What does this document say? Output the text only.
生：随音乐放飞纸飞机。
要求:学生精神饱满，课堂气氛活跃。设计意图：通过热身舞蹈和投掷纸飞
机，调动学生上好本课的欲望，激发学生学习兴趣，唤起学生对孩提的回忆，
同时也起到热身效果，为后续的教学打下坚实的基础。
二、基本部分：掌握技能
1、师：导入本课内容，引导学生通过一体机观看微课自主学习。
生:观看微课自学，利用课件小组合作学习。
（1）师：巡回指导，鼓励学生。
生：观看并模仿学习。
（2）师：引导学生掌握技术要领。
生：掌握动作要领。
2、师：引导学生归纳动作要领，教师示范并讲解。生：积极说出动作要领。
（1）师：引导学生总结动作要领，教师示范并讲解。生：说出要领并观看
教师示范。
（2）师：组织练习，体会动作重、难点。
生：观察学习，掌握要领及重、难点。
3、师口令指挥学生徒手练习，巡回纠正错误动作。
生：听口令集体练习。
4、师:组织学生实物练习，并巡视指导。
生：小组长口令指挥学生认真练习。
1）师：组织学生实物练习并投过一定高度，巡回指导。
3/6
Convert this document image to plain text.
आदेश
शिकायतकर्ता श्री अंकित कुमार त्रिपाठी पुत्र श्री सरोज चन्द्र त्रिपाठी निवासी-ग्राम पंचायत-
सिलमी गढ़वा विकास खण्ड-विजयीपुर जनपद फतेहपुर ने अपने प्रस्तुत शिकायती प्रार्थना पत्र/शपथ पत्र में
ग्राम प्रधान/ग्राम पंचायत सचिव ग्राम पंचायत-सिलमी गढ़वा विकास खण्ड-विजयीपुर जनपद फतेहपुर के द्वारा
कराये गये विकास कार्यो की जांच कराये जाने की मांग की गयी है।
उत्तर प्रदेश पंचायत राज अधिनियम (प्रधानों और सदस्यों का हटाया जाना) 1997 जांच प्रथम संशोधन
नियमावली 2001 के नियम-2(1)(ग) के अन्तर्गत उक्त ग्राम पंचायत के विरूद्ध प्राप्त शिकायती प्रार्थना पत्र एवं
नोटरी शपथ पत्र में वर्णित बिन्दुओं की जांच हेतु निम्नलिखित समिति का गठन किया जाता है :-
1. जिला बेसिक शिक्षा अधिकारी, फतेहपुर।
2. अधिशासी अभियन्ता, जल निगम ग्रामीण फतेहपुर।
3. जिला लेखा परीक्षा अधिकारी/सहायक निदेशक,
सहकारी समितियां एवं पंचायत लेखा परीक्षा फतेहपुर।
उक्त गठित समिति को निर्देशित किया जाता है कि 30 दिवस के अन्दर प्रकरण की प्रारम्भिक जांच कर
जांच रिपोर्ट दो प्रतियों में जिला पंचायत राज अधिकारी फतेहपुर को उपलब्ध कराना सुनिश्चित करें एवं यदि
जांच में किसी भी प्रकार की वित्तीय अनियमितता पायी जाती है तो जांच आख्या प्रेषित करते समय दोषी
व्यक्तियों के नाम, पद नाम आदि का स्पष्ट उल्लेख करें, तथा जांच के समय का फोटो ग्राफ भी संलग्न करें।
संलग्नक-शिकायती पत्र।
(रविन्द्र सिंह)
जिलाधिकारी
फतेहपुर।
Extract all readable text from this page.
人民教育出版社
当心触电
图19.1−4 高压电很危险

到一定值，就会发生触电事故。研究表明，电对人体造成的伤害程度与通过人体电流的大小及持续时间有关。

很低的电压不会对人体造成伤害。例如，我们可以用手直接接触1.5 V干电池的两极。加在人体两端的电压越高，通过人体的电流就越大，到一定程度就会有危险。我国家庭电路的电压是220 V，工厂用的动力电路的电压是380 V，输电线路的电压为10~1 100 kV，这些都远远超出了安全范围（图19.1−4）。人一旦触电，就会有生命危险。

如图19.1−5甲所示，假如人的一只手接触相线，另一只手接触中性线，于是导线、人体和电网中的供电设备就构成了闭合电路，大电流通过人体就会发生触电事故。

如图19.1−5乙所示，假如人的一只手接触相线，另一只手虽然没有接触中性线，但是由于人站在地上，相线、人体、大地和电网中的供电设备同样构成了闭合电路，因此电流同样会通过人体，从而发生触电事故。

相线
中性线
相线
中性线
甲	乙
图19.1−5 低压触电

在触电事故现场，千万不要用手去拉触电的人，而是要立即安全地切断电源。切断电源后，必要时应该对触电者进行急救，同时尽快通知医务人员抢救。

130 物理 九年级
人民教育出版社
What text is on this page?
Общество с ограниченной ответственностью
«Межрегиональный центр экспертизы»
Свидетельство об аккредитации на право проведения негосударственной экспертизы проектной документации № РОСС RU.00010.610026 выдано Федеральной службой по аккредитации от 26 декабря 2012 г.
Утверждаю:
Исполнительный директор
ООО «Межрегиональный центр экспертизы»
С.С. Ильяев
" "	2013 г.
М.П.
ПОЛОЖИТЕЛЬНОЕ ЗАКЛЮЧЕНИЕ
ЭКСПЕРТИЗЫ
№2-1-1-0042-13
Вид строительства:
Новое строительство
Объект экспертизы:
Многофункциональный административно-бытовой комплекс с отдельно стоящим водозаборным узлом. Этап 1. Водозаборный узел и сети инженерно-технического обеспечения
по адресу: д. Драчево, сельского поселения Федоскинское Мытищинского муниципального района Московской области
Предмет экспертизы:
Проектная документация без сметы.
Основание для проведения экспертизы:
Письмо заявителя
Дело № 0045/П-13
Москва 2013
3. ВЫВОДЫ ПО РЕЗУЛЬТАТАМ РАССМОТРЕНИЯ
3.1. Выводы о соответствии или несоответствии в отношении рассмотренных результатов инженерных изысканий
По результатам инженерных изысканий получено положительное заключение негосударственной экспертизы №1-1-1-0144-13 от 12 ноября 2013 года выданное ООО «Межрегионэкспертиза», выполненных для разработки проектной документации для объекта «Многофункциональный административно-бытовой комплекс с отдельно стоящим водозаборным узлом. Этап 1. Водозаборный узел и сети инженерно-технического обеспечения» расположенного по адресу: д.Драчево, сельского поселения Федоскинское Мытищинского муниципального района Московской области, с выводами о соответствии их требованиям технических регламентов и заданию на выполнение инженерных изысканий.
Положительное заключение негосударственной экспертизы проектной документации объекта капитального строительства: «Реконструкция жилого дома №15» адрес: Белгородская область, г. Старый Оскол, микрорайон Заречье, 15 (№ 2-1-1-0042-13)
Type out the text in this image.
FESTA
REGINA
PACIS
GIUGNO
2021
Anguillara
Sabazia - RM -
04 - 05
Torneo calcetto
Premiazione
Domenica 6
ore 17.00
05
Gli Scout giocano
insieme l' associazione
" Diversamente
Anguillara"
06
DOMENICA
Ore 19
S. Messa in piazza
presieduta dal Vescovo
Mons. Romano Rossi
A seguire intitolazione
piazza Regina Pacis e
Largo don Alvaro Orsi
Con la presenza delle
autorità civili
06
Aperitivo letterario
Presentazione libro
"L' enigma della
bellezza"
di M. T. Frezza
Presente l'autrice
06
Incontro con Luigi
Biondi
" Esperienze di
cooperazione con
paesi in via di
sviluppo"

:: WRITTEN TASK ::
Return the material exactly as it stands.

:: REPLY TO THE TASK ::
What does this document say? Output the text only.
生：随音乐放飞纸飞机。
要求:学生精神饱满，课堂气氛活跃。设计意图：通过热身舞蹈和投掷纸飞
机，调动学生上好本课的欲望，激发学生学习兴趣，唤起学生对孩提的回忆，
同时也起到热身效果，为后续的教学打下坚实的基础。
二、基本部分：掌握技能
1、师：导入本课内容，引导学生通过一体机观看微课自主学习。
生:观看微课自学，利用课件小组合作学习。
（1）师：巡回指导，鼓励学生。
生：观看并模仿学习。
（2）师：引导学生掌握技术要领。
生：掌握动作要领。
2、师：引导学生归纳动作要领，教师示范并讲解。生：积极说出动作要领。
（1）师：引导学生总结动作要领，教师示范并讲解。生：说出要领并观看
教师示范。
（2）师：组织练习，体会动作重、难点。
生：观察学习，掌握要领及重、难点。
3、师口令指挥学生徒手练习，巡回纠正错误动作。
生：听口令集体练习。
4、师:组织学生实物练习，并巡视指导。
生：小组长口令指挥学生认真练习。
1）师：组织学生实物练习并投过一定高度，巡回指导。
3/6
Convert this document image to plain text.
आदेश
शिकायतकर्ता श्री अंकित कुमार त्रिपाठी पुत्र श्री सरोज चन्द्र त्रिपाठी निवासी-ग्राम पंचायत-
सिलमी गढ़वा विकास खण्ड-विजयीपुर जनपद फतेहपुर ने अपने प्रस्तुत शिकायती प्रार्थना पत्र/शपथ पत्र में
ग्राम प्रधान/ग्राम पंचायत सचिव ग्राम पंचायत-सिलमी गढ़वा विकास खण्ड-विजयीपुर जनपद फतेहपुर के द्वारा
कराये गये विकास कार्यो की जांच कराये जाने की मांग की गयी है।
उत्तर प्रदेश पंचायत राज अधिनियम (प्रधानों और सदस्यों का हटाया जाना) 1997 जांच प्रथम संशोधन
नियमावली 2001 के नियम-2(1)(ग) के अन्तर्गत उक्त ग्राम पंचायत के विरूद्ध प्राप्त शिकायती प्रार्थना पत्र एवं
नोटरी शपथ पत्र में वर्णित बिन्दुओं की जांच हेतु निम्नलिखित समिति का गठन किया जाता है :-
1. जिला बेसिक शिक्षा अधिकारी, फतेहपुर।
2. अधिशासी अभियन्ता, जल निगम ग्रामीण फतेहपुर।
3. जिला लेखा परीक्षा अधिकारी/सहायक निदेशक,
सहकारी समितियां एवं पंचायत लेखा परीक्षा फतेहपुर।
उक्त गठित समिति को निर्देशित किया जाता है कि 30 दिवस के अन्दर प्रकरण की प्रारम्भिक जांच कर
जांच रिपोर्ट दो प्रतियों में जिला पंचायत राज अधिकारी फतेहपुर को उपलब्ध कराना सुनिश्चित करें एवं यदि
जांच में किसी भी प्रकार की वित्तीय अनियमितता पायी जाती है तो जांच आख्या प्रेषित करते समय दोषी
व्यक्तियों के नाम, पद नाम आदि का स्पष्ट उल्लेख करें, तथा जांच के समय का फोटो ग्राफ भी संलग्न करें।
संलग्नक-शिकायती पत्र।
(रविन्द्र सिंह)
जिलाधिकारी
फतेहपुर।
Extract all readable text from this page.
人民教育出版社
当心触电
图19.1−4 高压电很危险

到一定值，就会发生触电事故。研究表明，电对人体造成的伤害程度与通过人体电流的大小及持续时间有关。

很低的电压不会对人体造成伤害。例如，我们可以用手直接接触1.5 V干电池的两极。加在人体两端的电压越高，通过人体的电流就越大，到一定程度就会有危险。我国家庭电路的电压是220 V，工厂用的动力电路的电压是380 V，输电线路的电压为10~1 100 kV，这些都远远超出了安全范围（图19.1−4）。人一旦触电，就会有生命危险。

如图19.1−5甲所示，假如人的一只手接触相线，另一只手接触中性线，于是导线、人体和电网中的供电设备就构成了闭合电路，大电流通过人体就会发生触电事故。

如图19.1−5乙所示，假如人的一只手接触相线，另一只手虽然没有接触中性线，但是由于人站在地上，相线、人体、大地和电网中的供电设备同样构成了闭合电路，因此电流同样会通过人体，从而发生触电事故。

相线
中性线
相线
中性线
甲	乙
图19.1−5 低压触电

在触电事故现场，千万不要用手去拉触电的人，而是要立即安全地切断电源。切断电源后，必要时应该对触电者进行急救，同时尽快通知医务人员抢救。

130 物理 九年级
人民教育出版社
What text is on this page?
Общество с ограниченной ответственностью
«Межрегиональный центр экспертизы»
Свидетельство об аккредитации на право проведения негосударственной экспертизы проектной документации № РОСС RU.00010.610026 выдано Федеральной службой по аккредитации от 26 декабря 2012 г.
Утверждаю:
Исполнительный директор
ООО «Межрегиональный центр экспертизы»
С.С. Ильяев
" "	2013 г.
М.П.
ПОЛОЖИТЕЛЬНОЕ ЗАКЛЮЧЕНИЕ
ЭКСПЕРТИЗЫ
№2-1-1-0042-13
Вид строительства:
Новое строительство
Объект экспертизы:
Многофункциональный административно-бытовой комплекс с отдельно стоящим водозаборным узлом. Этап 1. Водозаборный узел и сети инженерно-технического обеспечения
по адресу: д. Драчево, сельского поселения Федоскинское Мытищинского муниципального района Московской области
Предмет экспертизы:
Проектная документация без сметы.
Основание для проведения экспертизы:
Письмо заявителя
Дело № 0045/П-13
Москва 2013
3. ВЫВОДЫ ПО РЕЗУЛЬТАТАМ РАССМОТРЕНИЯ
3.1. Выводы о соответствии или несоответствии в отношении рассмотренных результатов инженерных изысканий
По результатам инженерных изысканий получено положительное заключение негосударственной экспертизы №1-1-1-0144-13 от 12 ноября 2013 года выданное ООО «Межрегионэкспертиза», выполненных для разработки проектной документации для объекта «Многофункциональный административно-бытовой комплекс с отдельно стоящим водозаборным узлом. Этап 1. Водозаборный узел и сети инженерно-технического обеспечения» расположенного по адресу: д.Драчево, сельского поселения Федоскинское Мытищинского муниципального района Московской области, с выводами о соответствии их требованиям технических регламентов и заданию на выполнение инженерных изысканий.
Положительное заключение негосударственной экспертизы проектной документации объекта капитального строительства: «Реконструкция жилого дома №15» адрес: Белгородская область, г. Старый Оскол, микрорайон Заречье, 15 (№ 2-1-1-0042-13)
Type out the text in this image.
FESTA
REGINA
PACIS
GIUGNO
2021
Anguillara
Sabazia - RM -
04 - 05
Torneo calcetto
Premiazione
Domenica 6
ore 17.00
05
Gli Scout giocano
insieme l' associazione
" Diversamente
Anguillara"
06
DOMENICA
Ore 19
S. Messa in piazza
presieduta dal Vescovo
Mons. Romano Rossi
A seguire intitolazione
piazza Regina Pacis e
Largo don Alvaro Orsi
Con la presenza delle
autorità civili
06
Aperitivo letterario
Presentazione libro
"L' enigma della
bellezza"
di M. T. Frezza
Presente l'autrice
06
Incontro con Luigi
Biondi
" Esperienze di
cooperazione con
paesi in via di
sviluppo"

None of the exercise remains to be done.